* Текст для чтения *
..............................

Наряду с этим, математик, философ и мистик В. В. Налимов описы­вал сознание как «преобразователь смыслов», «процесс, оперирующий смыслами» (Налимов, 1989, с. 7, 224). На смысловую природу сознания (высшей его части) указывал и А. Н. Леонтьев. Однако Налимов посту­лировал существование особой нефизической смысловой реальности, несводимой к материи (помимо концепции акаши в индуизме по­добные представления встречаются и в европейской мысли - от Де­карта и Спинозы до В. И. Вернадского, К. Поппера, В. Франкла и др.). При таком понимании сознание есть «распаковщик смыслов», главной характеристикой которого является вероятностная спонтанность, не­детерминированность никакими внешними обстоятельствами. Сле­довательно, сознание понимается как самодвижение бытия в форме его рефлексивного самоосмысления, а смысл - как единица сознания.

Поскольку любая мысль как акт сознания всегда возникает в кон­тексте других мыслей, а смысл имеет интенциональную и контексту­альную природу (Д. Н. Леонтьев), то здесь можно опереться на понятие «контекст», которое в последние десятилетия все увереннее закрепля­ется в качестве общегуманитарного термина. На его основе построено несколько философских и психологических концепций, в частности, в нашей стране - теория знаково-контекстного обучения, развиваемая в научной школе А. А. Вербицкого. Ему принадлежит классическое определение психологического контекста как системы внутренних и внешних факторов и условий поведения и деятельности человека как субъекта, влияющих на особенности его восприятия, понима­ния и преобразования конкретной ситуации, определяющих смысл и значение этой ситуации как целого и всех входящих в это целое компонентов (Общая психология, 2005, с. 137-138). В настоящее время есть основания говорить о формирующемся контекстном подходе в психологии. Контекстный подход позволяет взглянуть на проблему сознания с новой стороны и расширить наши представления о нем.

..............................

* Извлечённые сведения *
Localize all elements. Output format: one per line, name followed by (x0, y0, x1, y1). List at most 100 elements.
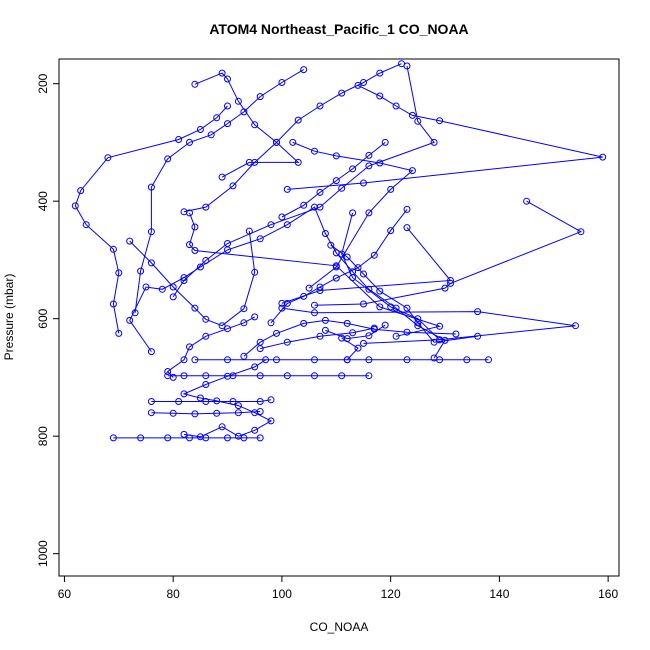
series-line-2 (151, 411, 261, 415)
data-point (283, 221, 291, 229)
x-tick-label-2: 100 (272, 587, 292, 601)
series-line-3 (151, 399, 272, 402)
data-point (202, 372, 210, 380)
data-point (360, 179, 367, 187)
data-point (82, 221, 90, 229)
data-point (387, 185, 395, 193)
data-point (305, 284, 313, 292)
data-point (278, 304, 286, 312)
y-tick-label-4: 1000 (36, 540, 50, 567)
data-point (403, 205, 411, 213)
series-14 (267, 205, 411, 327)
data-point (218, 322, 226, 330)
data-point (224, 120, 231, 128)
data-point (169, 293, 177, 301)
data-point (147, 259, 155, 267)
data-point (186, 138, 193, 146)
data-point (414, 319, 422, 327)
series-13 (191, 69, 302, 181)
data-point (447, 277, 454, 284)
x-tick-label-0: 60 (58, 587, 72, 601)
data-point (224, 75, 231, 83)
y-tick-label-1: 400 (36, 191, 50, 211)
data-point (240, 319, 248, 327)
data-point (311, 301, 318, 309)
data-point (572, 322, 579, 330)
data-point (191, 223, 199, 231)
data-point (202, 257, 210, 264)
x-tick-label-3: 120 (381, 587, 401, 601)
data-point (376, 287, 384, 295)
series-line-10 (129, 231, 256, 327)
data-point (436, 336, 444, 344)
series-22 (338, 209, 444, 344)
data-point (360, 339, 367, 347)
data-point (191, 410, 199, 418)
data-point (229, 182, 237, 190)
series-line-18 (330, 244, 478, 343)
data-point (300, 66, 308, 74)
data-point (175, 398, 183, 405)
data-point (164, 155, 172, 163)
data-point (147, 228, 155, 236)
data-point (332, 263, 340, 271)
data-point (316, 102, 324, 110)
x-tick-label-1: 80 (166, 587, 180, 601)
data-point (256, 235, 264, 243)
data-point (349, 274, 357, 282)
data-point (300, 319, 308, 327)
series-2 (147, 408, 264, 418)
data-point (408, 167, 416, 175)
data-point (218, 173, 226, 181)
y-tick-label-2: 600 (36, 308, 50, 328)
series-line-23 (172, 65, 435, 298)
data-point (256, 434, 264, 442)
data-point (180, 390, 188, 398)
data-point (147, 409, 155, 417)
series-line-6 (166, 316, 255, 378)
data-point (370, 324, 378, 332)
data-point (354, 344, 362, 352)
series-line-15 (292, 141, 414, 289)
data-point (278, 299, 286, 307)
data-point (229, 372, 237, 380)
series-3 (147, 396, 275, 405)
data-point (191, 80, 199, 88)
data-point (169, 409, 177, 417)
data-point (338, 372, 346, 380)
data-point (191, 356, 199, 364)
data-point (365, 356, 373, 364)
data-point (365, 151, 373, 159)
data-point (224, 240, 231, 247)
data-point (321, 316, 329, 324)
data-point (360, 270, 367, 278)
data-point (180, 430, 188, 438)
series-line-8 (134, 69, 304, 313)
data-point (202, 398, 210, 405)
data-point (202, 203, 210, 211)
data-point (115, 269, 123, 277)
series-line-11 (188, 212, 442, 337)
data-point (365, 162, 373, 170)
series-line-20 (314, 200, 583, 306)
data-point (229, 398, 237, 405)
data-point (370, 251, 378, 259)
data-point (202, 315, 210, 323)
data-point (267, 221, 275, 229)
x-axis-label: CO_NOAA (310, 620, 369, 634)
data-point (577, 228, 585, 236)
data-point (403, 328, 411, 336)
data-point (311, 309, 318, 317)
data-point (311, 147, 318, 155)
data-point (126, 237, 134, 245)
data-point (245, 158, 253, 166)
data-point (267, 319, 275, 327)
data-point (376, 92, 384, 100)
data-point (71, 202, 79, 210)
series-24 (240, 316, 460, 360)
data-point (267, 417, 275, 425)
y-axis: 200 400 600 800 1000 (36, 73, 59, 567)
data-point (474, 308, 482, 316)
data-point (436, 117, 444, 125)
data-point (436, 322, 444, 330)
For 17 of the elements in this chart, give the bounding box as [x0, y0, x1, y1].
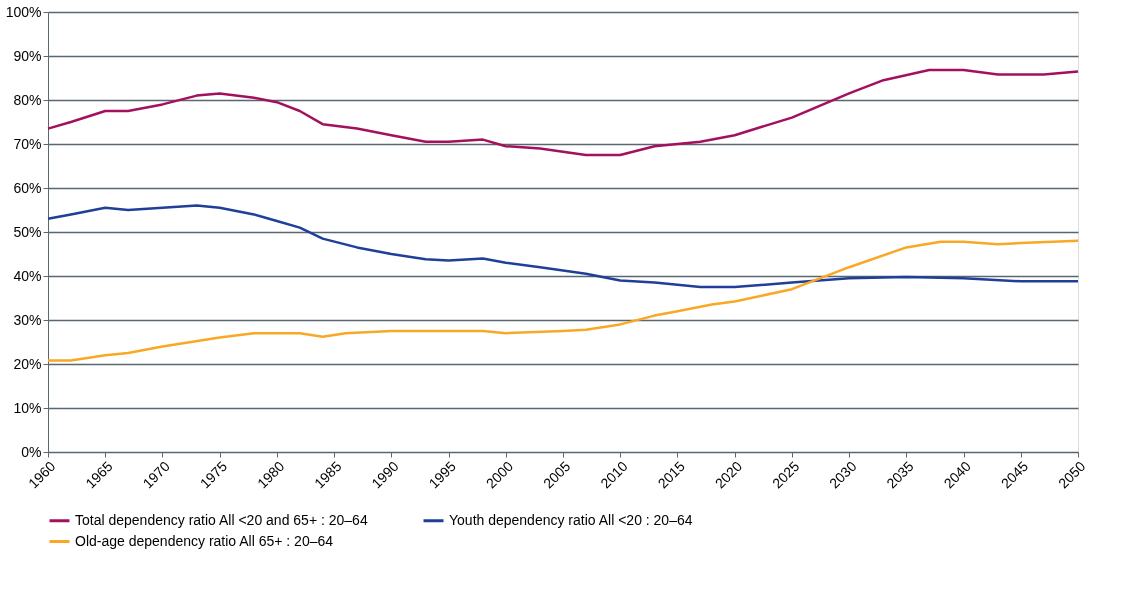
y-tick-label: 70%: [13, 135, 42, 152]
legend-label: Youth dependency ratio All <20 : 20–64: [449, 511, 693, 528]
line-series: [46, 68, 1080, 157]
y-tick-label: 0%: [21, 443, 42, 460]
y-tick-label: 80%: [13, 91, 42, 108]
y-tick-label: 50%: [13, 223, 42, 240]
legend-label: Total dependency ratio All <20 and 65+ : 20–64: [75, 511, 368, 528]
y-tick-label: 20%: [13, 355, 42, 372]
y-tick-label: 100%: [5, 3, 42, 20]
y-tick-label: 90%: [13, 47, 42, 64]
line-series: [46, 239, 1080, 362]
line-series: [46, 204, 1080, 289]
y-tick-label: 60%: [13, 179, 42, 196]
y-tick-label: 40%: [13, 267, 42, 284]
y-tick-label: 30%: [13, 311, 42, 328]
legend-label: Old-age dependency ratio All 65+ : 20–64: [75, 532, 334, 549]
y-tick-label: 10%: [13, 399, 42, 416]
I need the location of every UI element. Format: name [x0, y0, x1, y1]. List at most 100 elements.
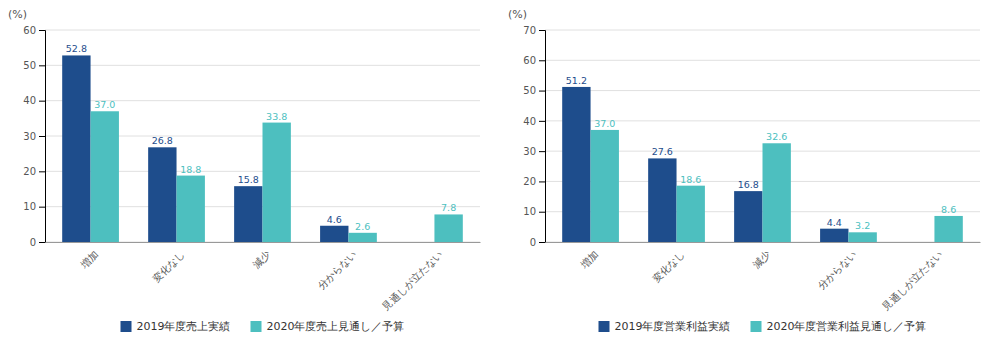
tick-label: 60: [23, 25, 36, 36]
grid: [45, 30, 480, 242]
tick: 分からない: [815, 248, 858, 291]
legend-item: 2020年度売上見通し／予算: [251, 320, 405, 333]
bar: [348, 233, 376, 242]
data-label: 15.8: [238, 174, 259, 185]
bar: [734, 191, 762, 242]
data-label: 3.2: [855, 220, 870, 231]
legend-swatch: [751, 321, 762, 332]
tick-label: 分からない: [815, 248, 858, 291]
legend-swatch: [121, 321, 132, 332]
bar: [91, 111, 119, 242]
panel: 010203040506070増加変化なし減少分からない見通しが立たない51.2…: [508, 8, 981, 333]
tick: 50: [23, 60, 45, 71]
tick: 40: [23, 95, 45, 106]
bars: [562, 87, 963, 242]
data-label: 18.6: [680, 174, 701, 185]
legend: 2019年度営業利益実績 2020年度営業利益見通し／予算: [599, 320, 927, 333]
data-label: 4.6: [327, 214, 342, 225]
legend-item: 2020年度営業利益見通し／予算: [751, 320, 927, 333]
tick-label: 40: [23, 95, 36, 106]
bars: [62, 55, 463, 242]
tick: 10: [23, 201, 45, 212]
tick: 0: [530, 237, 545, 248]
tick: 70: [523, 25, 545, 36]
axis-line: [46, 242, 481, 243]
tick-label: 50: [23, 60, 36, 71]
tick-mark: [39, 101, 45, 102]
tick-label: 30: [523, 146, 536, 157]
data-label: 37.0: [94, 99, 115, 110]
data-label: 2.6: [355, 221, 370, 232]
tick-mark: [39, 30, 45, 31]
bar: [406, 242, 434, 243]
legend-swatch: [251, 321, 262, 332]
tick: 見通しが立たない: [880, 248, 944, 312]
bar: [677, 186, 705, 242]
data-labels: 51.227.616.84.437.018.632.63.28.6: [566, 75, 956, 231]
tick-mark: [539, 121, 545, 122]
bar: [763, 143, 791, 242]
tick-label: 分からない: [315, 248, 358, 291]
tick: 0: [30, 237, 45, 248]
grid-line: [545, 30, 980, 31]
tick-mark: [39, 242, 45, 243]
tick-mark: [539, 181, 545, 182]
tick: 50: [523, 85, 545, 96]
tick: 60: [23, 25, 45, 36]
tick-mark: [539, 212, 545, 213]
tick: 20: [23, 166, 45, 177]
tick: 変化なし: [150, 248, 186, 284]
tick: 変化なし: [650, 248, 686, 284]
tick-label: 増加: [578, 248, 601, 271]
tick-label: 見通しが立たない: [880, 248, 944, 312]
chart-svg: 0102030405060増加変化なし減少分からない見通しが立たない52.826…: [0, 0, 1000, 357]
bar: [562, 87, 590, 242]
data-label: 51.2: [566, 75, 587, 86]
tick-label: 30: [23, 131, 36, 142]
tick: 分からない: [315, 248, 358, 291]
tick-mark: [539, 151, 545, 152]
tick-mark: [539, 242, 545, 243]
tick-mark: [539, 91, 545, 92]
legend-label: 2019年度売上実績: [137, 320, 231, 333]
legend-label: 2020年度営業利益見通し／予算: [767, 320, 927, 333]
data-label: 33.8: [266, 111, 287, 122]
bar: [648, 158, 676, 242]
bar: [62, 55, 90, 242]
tick: 30: [23, 131, 45, 142]
tick-label: 変化なし: [650, 248, 686, 284]
tick-label: 60: [523, 55, 536, 66]
tick: 減少: [751, 248, 773, 270]
tick-label: 10: [523, 206, 536, 217]
y-axis: 010203040506070: [523, 25, 545, 248]
tick: 見通しが立たない: [380, 248, 444, 312]
tick-label: 0: [30, 237, 36, 248]
axis-line: [39, 31, 46, 243]
bar: [263, 123, 291, 242]
tick-label: 0: [530, 237, 536, 248]
grid-line: [545, 60, 980, 61]
data-label: 27.6: [652, 146, 673, 157]
bar: [148, 147, 176, 242]
legend-label: 2019年度営業利益実績: [615, 320, 731, 333]
tick: 増加: [578, 248, 601, 271]
grid-line: [45, 65, 480, 66]
legend-label: 2020年度売上見通し／予算: [267, 320, 405, 333]
legend-item: 2019年度営業利益実績: [599, 320, 731, 333]
tick-label: 増加: [78, 248, 101, 271]
tick-label: 40: [523, 116, 536, 127]
axis-line: [546, 242, 981, 243]
tick-mark: [39, 171, 45, 172]
panel: 0 10 20 30 40 50 60 増加 変化なし 減少 分からない見通しが立たない 52.8 26…: [8, 8, 481, 333]
grid: [545, 30, 980, 242]
tick: 30: [523, 146, 545, 157]
tick: 減少: [251, 248, 273, 270]
data-label: 16.8: [738, 179, 759, 190]
data-label: 26.8: [152, 135, 173, 146]
data-label: 52.8: [66, 43, 87, 54]
tick: 増加: [78, 248, 101, 271]
tick-mark: [39, 65, 45, 66]
bar: [934, 216, 962, 242]
x-axis: 増加 変化なし 減少 分からない見通しが立たない: [546, 243, 981, 313]
bar: [434, 214, 462, 242]
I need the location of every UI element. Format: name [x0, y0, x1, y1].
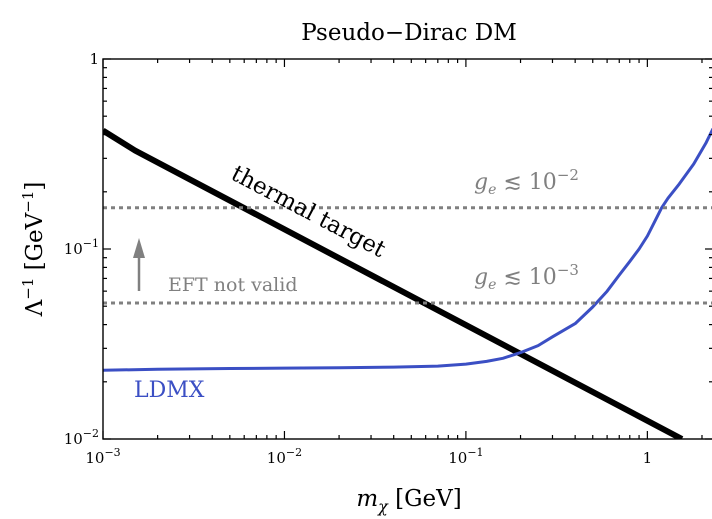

..............................

* Задания *
1. Ответьте на вопросы по тексту о сознании и контексте:
(a) Как В. В. Налимов описывал сознание?
(b) Какая теория развивается в научной школе А. А. Вербицкого?
(c) Что понимается как единица сознания?
2. Продолжите текст о сознании и контексте после его последнего предложения.
Записи никак не связаны с текстом.

* Ответы к заданиям *
1.
(a) Как «преобразователь смыслов» и «процесс, оперирующий смыслами».
(b) Теория знаково-контекстного обучения.
(c) Смысл.

2.
На основе продемонстрированной выше близости западных и восточных исследователей по целому ряду важнейших положений (конвергенция сущностных оснований концепций по А. С. Арсеньеву) можно сформулировать такое определение сознания, которое вклю­чало бы в себя указанные базовые его характеристики. Сознание - это рефлексивный процесс саморазвития психической реальности, осу­ществляющийся в форме порождения и осмысления новых психичес­ких содержаний в контексте уже наличествующих. Такое понимание сознания вполне соотносится с моделью «потока» по У. Джеймсу. Проблема изолированности сознания от реального мира снимается тем, что постулируется онтологическая природа сознания как важ­нейшего атрибута бытия (в духе Б. Спинозы и С. Л. Рубинштейна), поэтому порождение мысли можно понимать не как акт солипсизма, но как манифестацию самой реальности. Итак, сознание - это отра­жение психикой себя самой, т. е. сознание есть рекурсивная функция психики как особой формы-ипостаси реальности.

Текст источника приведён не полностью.